*Task directions*: Locate every line in the records below that contains the word "Marie", and copy each one.

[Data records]
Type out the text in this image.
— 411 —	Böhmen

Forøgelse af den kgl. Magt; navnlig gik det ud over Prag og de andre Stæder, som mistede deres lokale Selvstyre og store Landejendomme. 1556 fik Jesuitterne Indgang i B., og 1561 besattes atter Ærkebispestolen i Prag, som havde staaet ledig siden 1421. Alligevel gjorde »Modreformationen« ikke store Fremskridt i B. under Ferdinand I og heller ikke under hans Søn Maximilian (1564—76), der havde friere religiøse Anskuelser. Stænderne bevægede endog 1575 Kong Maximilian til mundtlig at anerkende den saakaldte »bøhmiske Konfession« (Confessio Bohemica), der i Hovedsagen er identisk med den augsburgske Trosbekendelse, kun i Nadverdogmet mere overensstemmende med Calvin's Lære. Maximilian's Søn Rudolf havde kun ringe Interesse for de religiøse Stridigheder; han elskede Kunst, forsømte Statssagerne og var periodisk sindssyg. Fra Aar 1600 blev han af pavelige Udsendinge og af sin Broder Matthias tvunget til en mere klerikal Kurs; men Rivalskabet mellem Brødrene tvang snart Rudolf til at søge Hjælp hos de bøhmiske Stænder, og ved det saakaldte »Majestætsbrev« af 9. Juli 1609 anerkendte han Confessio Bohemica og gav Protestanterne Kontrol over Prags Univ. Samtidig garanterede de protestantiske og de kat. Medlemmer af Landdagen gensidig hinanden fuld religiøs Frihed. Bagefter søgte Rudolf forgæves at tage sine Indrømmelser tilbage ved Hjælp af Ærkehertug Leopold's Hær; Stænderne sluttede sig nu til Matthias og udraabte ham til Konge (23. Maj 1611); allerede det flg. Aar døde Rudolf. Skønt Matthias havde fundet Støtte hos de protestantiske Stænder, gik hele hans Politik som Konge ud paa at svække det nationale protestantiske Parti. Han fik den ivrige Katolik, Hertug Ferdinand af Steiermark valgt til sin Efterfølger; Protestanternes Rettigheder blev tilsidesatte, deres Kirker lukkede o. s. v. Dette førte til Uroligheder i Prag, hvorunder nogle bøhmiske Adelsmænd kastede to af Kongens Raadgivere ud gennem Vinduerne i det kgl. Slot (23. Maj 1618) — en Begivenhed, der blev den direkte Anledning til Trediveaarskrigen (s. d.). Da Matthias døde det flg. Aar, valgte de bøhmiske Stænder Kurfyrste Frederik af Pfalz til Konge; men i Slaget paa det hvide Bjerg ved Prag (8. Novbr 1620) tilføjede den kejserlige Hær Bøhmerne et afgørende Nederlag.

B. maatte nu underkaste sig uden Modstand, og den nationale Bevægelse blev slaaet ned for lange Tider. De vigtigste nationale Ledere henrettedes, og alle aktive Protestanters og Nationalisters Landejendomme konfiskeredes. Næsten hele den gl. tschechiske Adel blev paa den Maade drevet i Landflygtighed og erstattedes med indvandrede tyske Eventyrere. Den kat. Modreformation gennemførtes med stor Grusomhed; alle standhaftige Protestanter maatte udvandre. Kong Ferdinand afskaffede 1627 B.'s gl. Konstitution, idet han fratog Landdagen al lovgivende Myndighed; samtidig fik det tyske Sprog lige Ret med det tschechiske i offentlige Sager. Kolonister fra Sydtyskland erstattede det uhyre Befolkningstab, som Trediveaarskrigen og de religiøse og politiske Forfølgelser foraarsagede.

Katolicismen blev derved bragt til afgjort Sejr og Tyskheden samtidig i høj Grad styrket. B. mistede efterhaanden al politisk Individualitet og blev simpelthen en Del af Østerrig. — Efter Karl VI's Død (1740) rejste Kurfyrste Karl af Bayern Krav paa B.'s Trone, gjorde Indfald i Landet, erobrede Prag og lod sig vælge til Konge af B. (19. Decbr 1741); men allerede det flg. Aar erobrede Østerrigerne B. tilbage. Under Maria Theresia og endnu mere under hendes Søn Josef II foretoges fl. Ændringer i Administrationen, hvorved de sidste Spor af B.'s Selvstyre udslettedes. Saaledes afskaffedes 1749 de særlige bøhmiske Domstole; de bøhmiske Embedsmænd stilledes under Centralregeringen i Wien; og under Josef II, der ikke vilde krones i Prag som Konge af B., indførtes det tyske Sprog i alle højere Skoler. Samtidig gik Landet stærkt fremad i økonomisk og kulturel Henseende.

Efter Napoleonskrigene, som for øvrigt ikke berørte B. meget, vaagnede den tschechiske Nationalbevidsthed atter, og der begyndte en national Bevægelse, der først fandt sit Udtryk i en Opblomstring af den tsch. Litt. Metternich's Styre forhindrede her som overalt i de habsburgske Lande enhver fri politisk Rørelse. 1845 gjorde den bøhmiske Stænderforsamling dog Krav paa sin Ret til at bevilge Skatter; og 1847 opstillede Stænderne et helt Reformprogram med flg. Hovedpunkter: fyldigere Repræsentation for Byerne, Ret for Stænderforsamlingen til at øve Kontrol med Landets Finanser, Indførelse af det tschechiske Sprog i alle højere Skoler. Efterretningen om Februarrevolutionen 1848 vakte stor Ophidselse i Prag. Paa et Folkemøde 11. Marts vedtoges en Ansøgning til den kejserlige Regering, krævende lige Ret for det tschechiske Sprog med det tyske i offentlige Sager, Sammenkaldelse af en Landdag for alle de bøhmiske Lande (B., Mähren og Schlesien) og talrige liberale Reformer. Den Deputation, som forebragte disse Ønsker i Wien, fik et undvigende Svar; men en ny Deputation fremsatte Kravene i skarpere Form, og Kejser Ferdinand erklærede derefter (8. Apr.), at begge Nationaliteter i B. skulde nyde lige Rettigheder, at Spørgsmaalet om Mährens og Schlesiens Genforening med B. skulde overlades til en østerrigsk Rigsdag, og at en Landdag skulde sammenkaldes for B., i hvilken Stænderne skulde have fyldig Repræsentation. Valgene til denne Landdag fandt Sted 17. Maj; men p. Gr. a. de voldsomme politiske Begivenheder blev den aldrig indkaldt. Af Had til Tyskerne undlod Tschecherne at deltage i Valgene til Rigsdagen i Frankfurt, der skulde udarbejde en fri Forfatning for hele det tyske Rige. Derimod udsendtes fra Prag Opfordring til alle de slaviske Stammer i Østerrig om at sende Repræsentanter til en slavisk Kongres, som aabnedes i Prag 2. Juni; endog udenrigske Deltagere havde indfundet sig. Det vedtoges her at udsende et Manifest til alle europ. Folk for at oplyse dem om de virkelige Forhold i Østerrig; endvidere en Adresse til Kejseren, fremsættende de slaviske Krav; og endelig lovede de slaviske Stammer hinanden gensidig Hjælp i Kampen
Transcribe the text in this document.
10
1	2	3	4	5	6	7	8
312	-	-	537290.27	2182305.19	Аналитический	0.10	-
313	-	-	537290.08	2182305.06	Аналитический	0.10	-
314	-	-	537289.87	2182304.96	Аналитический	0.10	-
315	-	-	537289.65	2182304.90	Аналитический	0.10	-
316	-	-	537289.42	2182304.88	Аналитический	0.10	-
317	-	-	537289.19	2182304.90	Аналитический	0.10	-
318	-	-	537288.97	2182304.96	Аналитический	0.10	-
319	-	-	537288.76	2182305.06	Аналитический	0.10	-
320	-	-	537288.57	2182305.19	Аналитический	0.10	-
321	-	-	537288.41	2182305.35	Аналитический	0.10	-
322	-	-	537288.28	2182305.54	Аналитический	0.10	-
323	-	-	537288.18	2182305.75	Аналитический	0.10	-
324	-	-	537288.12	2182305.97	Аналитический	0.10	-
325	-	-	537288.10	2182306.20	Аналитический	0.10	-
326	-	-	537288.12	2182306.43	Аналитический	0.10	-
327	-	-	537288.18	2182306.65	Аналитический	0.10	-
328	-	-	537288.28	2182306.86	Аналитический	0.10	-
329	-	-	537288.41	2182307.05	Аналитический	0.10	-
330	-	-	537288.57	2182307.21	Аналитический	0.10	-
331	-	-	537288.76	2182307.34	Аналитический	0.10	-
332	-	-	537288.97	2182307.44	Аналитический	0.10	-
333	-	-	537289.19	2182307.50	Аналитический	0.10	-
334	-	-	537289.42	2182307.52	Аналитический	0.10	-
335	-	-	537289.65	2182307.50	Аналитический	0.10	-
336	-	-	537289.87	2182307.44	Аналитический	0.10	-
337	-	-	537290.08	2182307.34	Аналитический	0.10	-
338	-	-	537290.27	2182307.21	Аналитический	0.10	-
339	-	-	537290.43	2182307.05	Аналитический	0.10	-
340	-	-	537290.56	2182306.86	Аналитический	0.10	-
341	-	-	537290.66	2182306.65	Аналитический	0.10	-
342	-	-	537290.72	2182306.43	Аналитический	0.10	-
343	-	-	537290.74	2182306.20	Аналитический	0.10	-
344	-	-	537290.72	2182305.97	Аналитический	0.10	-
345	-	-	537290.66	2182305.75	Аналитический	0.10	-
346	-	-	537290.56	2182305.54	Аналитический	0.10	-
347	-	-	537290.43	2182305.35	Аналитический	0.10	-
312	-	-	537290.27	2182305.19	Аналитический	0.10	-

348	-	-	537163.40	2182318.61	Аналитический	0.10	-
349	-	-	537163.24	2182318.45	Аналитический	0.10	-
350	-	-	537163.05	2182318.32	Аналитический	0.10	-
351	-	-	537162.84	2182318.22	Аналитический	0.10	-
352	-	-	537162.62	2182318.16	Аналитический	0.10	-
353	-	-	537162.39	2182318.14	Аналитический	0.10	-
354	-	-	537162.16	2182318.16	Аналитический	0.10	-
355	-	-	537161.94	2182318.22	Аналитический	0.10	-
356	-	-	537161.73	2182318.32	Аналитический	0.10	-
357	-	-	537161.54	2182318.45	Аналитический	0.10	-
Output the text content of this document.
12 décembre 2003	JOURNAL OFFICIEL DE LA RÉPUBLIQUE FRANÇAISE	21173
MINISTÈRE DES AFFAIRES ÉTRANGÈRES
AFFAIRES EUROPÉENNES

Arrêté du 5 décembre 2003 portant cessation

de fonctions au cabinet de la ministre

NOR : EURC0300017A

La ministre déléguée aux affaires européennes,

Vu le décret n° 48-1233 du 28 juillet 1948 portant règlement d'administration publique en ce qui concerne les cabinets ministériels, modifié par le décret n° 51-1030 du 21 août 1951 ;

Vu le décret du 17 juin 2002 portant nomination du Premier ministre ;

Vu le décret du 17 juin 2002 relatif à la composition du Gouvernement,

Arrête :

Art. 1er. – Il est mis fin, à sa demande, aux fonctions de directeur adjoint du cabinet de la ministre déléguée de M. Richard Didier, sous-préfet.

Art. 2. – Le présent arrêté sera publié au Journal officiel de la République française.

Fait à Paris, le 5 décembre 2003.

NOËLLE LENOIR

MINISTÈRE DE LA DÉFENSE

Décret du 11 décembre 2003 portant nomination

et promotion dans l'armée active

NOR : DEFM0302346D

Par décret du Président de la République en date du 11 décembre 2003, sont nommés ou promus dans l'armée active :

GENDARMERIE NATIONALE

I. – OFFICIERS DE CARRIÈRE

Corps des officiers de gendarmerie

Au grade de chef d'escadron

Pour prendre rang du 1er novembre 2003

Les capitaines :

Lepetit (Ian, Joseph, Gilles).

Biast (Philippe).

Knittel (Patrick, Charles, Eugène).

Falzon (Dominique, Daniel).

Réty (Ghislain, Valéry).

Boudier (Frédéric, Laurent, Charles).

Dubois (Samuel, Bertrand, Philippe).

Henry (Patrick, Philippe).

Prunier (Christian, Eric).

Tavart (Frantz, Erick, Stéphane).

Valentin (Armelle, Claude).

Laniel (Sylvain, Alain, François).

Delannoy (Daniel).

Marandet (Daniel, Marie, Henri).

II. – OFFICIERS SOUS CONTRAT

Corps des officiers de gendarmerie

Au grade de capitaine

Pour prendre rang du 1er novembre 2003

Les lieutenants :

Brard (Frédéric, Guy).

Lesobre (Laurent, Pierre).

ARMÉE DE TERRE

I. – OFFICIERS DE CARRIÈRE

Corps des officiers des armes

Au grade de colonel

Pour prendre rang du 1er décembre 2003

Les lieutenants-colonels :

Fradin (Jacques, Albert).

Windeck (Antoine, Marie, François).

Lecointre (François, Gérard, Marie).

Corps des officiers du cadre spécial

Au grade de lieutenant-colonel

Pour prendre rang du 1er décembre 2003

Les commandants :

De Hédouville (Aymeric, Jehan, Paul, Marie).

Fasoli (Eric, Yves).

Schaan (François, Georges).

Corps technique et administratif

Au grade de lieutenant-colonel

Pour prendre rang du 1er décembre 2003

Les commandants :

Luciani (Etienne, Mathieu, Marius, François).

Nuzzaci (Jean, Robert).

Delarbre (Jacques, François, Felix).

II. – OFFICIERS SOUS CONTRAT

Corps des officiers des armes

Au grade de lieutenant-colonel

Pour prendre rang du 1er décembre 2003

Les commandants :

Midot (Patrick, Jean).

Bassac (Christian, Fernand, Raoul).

*Solved problem*:
Marandet (Daniel, Marie, Henri).
Windeck (Antoine, Marie, François).
Lecointre (François, Gérard, Marie).
De Hédouville (Aymeric, Jehan, Paul, Marie).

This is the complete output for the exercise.